→ DATASET RECORDS
/---

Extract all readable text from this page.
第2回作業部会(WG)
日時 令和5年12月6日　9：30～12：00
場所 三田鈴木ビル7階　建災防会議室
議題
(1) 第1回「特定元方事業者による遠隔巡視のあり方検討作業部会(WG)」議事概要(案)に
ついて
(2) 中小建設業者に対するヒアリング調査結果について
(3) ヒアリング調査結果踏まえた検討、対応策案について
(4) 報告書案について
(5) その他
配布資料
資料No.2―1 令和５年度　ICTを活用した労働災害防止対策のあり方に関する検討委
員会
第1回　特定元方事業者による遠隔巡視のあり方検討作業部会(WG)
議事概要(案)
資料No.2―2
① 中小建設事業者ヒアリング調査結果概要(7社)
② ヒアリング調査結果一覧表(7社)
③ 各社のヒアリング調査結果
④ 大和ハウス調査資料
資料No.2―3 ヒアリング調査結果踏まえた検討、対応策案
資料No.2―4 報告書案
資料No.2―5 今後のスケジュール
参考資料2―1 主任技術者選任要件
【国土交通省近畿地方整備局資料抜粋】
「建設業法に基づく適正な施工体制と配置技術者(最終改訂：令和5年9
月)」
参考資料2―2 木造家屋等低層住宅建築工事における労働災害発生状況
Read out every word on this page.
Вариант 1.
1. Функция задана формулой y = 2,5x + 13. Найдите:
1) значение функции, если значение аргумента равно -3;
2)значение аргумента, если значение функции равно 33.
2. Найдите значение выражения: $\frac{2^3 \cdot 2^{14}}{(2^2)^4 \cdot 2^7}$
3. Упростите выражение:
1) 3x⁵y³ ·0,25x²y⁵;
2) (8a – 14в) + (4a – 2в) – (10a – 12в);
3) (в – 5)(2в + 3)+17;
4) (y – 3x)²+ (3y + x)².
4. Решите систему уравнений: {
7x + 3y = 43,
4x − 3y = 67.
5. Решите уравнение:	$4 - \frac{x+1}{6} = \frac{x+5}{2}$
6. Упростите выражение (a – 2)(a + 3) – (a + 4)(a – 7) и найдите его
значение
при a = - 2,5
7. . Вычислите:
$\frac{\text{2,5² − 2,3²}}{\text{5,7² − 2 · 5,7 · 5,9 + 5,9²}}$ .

\---

→ THE TASK
Look over the records above and copy each line that includes the string "page".

→ SOLVED PROBLEM
Extract all readable text from this page.
Read out every word on this page.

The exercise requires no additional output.